§ What you will do:
Each entry must be reproduced precisely as it stands.

(Collected data)
---*---
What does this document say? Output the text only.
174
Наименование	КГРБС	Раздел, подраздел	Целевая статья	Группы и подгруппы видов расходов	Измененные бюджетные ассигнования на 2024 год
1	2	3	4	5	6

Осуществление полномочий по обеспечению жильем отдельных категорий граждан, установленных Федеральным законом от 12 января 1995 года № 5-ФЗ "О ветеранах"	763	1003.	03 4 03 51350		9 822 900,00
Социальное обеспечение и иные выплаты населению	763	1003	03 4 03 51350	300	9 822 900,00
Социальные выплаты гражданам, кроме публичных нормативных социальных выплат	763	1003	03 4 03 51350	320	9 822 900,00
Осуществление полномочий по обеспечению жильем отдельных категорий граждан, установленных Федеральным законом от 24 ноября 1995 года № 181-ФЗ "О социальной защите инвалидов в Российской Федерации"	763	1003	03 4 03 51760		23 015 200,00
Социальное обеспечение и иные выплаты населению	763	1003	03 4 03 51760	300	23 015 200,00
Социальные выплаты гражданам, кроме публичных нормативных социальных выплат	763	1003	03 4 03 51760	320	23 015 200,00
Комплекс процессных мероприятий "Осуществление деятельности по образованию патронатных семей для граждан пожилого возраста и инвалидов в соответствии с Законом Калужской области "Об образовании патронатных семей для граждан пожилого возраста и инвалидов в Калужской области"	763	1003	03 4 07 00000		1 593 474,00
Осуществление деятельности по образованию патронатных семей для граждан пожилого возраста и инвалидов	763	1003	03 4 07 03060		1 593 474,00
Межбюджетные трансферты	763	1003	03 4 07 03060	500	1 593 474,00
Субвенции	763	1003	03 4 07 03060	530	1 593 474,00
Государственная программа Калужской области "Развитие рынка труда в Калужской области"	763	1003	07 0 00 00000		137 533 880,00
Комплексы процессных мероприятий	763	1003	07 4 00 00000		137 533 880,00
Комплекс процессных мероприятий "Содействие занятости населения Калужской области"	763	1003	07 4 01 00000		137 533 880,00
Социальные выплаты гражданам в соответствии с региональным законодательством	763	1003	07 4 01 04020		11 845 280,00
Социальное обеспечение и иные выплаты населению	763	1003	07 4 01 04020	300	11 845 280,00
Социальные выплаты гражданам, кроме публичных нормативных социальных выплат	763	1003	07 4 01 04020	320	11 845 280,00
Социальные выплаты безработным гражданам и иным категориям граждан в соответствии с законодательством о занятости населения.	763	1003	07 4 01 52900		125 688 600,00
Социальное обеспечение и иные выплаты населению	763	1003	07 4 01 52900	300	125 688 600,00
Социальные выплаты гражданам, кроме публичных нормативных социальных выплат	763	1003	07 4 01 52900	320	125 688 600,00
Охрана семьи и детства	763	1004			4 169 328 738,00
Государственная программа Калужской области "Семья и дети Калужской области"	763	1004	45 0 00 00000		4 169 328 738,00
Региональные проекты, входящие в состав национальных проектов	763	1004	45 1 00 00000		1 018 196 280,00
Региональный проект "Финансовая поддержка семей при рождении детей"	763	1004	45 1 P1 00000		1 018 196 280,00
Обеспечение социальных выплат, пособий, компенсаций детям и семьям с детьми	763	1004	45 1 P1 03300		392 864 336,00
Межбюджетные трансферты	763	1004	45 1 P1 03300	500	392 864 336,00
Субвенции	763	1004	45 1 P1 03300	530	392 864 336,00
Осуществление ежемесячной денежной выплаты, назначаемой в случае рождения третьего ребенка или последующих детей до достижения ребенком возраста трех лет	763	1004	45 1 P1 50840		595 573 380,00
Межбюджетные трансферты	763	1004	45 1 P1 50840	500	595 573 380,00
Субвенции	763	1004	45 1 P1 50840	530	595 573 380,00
---*---
§ Written solution:
What does this document say? Output the text only.
174
Наименование	КГРБС	Раздел, подраздел	Целевая статья	Группы и подгруппы видов расходов	Измененные бюджетные ассигнования на 2024 год
1	2	3	4	5	6

Осуществление полномочий по обеспечению жильем отдельных категорий граждан, установленных Федеральным законом от 12 января 1995 года № 5-ФЗ "О ветеранах"	763	1003.	03 4 03 51350		9 822 900,00
Социальное обеспечение и иные выплаты населению	763	1003	03 4 03 51350	300	9 822 900,00
Социальные выплаты гражданам, кроме публичных нормативных социальных выплат	763	1003	03 4 03 51350	320	9 822 900,00
Осуществление полномочий по обеспечению жильем отдельных категорий граждан, установленных Федеральным законом от 24 ноября 1995 года № 181-ФЗ "О социальной защите инвалидов в Российской Федерации"	763	1003	03 4 03 51760		23 015 200,00
Социальное обеспечение и иные выплаты населению	763	1003	03 4 03 51760	300	23 015 200,00
Социальные выплаты гражданам, кроме публичных нормативных социальных выплат	763	1003	03 4 03 51760	320	23 015 200,00
Комплекс процессных мероприятий "Осуществление деятельности по образованию патронатных семей для граждан пожилого возраста и инвалидов в соответствии с Законом Калужской области "Об образовании патронатных семей для граждан пожилого возраста и инвалидов в Калужской области"	763	1003	03 4 07 00000		1 593 474,00
Осуществление деятельности по образованию патронатных семей для граждан пожилого возраста и инвалидов	763	1003	03 4 07 03060		1 593 474,00
Межбюджетные трансферты	763	1003	03 4 07 03060	500	1 593 474,00
Субвенции	763	1003	03 4 07 03060	530	1 593 474,00
Государственная программа Калужской области "Развитие рынка труда в Калужской области"	763	1003	07 0 00 00000		137 533 880,00
Комплексы процессных мероприятий	763	1003	07 4 00 00000		137 533 880,00
Комплекс процессных мероприятий "Содействие занятости населения Калужской области"	763	1003	07 4 01 00000		137 533 880,00
Социальные выплаты гражданам в соответствии с региональным законодательством	763	1003	07 4 01 04020		11 845 280,00
Социальное обеспечение и иные выплаты населению	763	1003	07 4 01 04020	300	11 845 280,00
Социальные выплаты гражданам, кроме публичных нормативных социальных выплат	763	1003	07 4 01 04020	320	11 845 280,00
Социальные выплаты безработным гражданам и иным категориям граждан в соответствии с законодательством о занятости населения.	763	1003	07 4 01 52900		125 688 600,00
Социальное обеспечение и иные выплаты населению	763	1003	07 4 01 52900	300	125 688 600,00
Социальные выплаты гражданам, кроме публичных нормативных социальных выплат	763	1003	07 4 01 52900	320	125 688 600,00
Охрана семьи и детства	763	1004			4 169 328 738,00
Государственная программа Калужской области "Семья и дети Калужской области"	763	1004	45 0 00 00000		4 169 328 738,00
Региональные проекты, входящие в состав национальных проектов	763	1004	45 1 00 00000		1 018 196 280,00
Региональный проект "Финансовая поддержка семей при рождении детей"	763	1004	45 1 P1 00000		1 018 196 280,00
Обеспечение социальных выплат, пособий, компенсаций детям и семьям с детьми	763	1004	45 1 P1 03300		392 864 336,00
Межбюджетные трансферты	763	1004	45 1 P1 03300	500	392 864 336,00
Субвенции	763	1004	45 1 P1 03300	530	392 864 336,00
Осуществление ежемесячной денежной выплаты, назначаемой в случае рождения третьего ребенка или последующих детей до достижения ребенком возраста трех лет	763	1004	45 1 P1 50840		595 573 380,00
Межбюджетные трансферты	763	1004	45 1 P1 50840	500	595 573 380,00
Субвенции	763	1004	45 1 P1 50840	530	595 573 380,00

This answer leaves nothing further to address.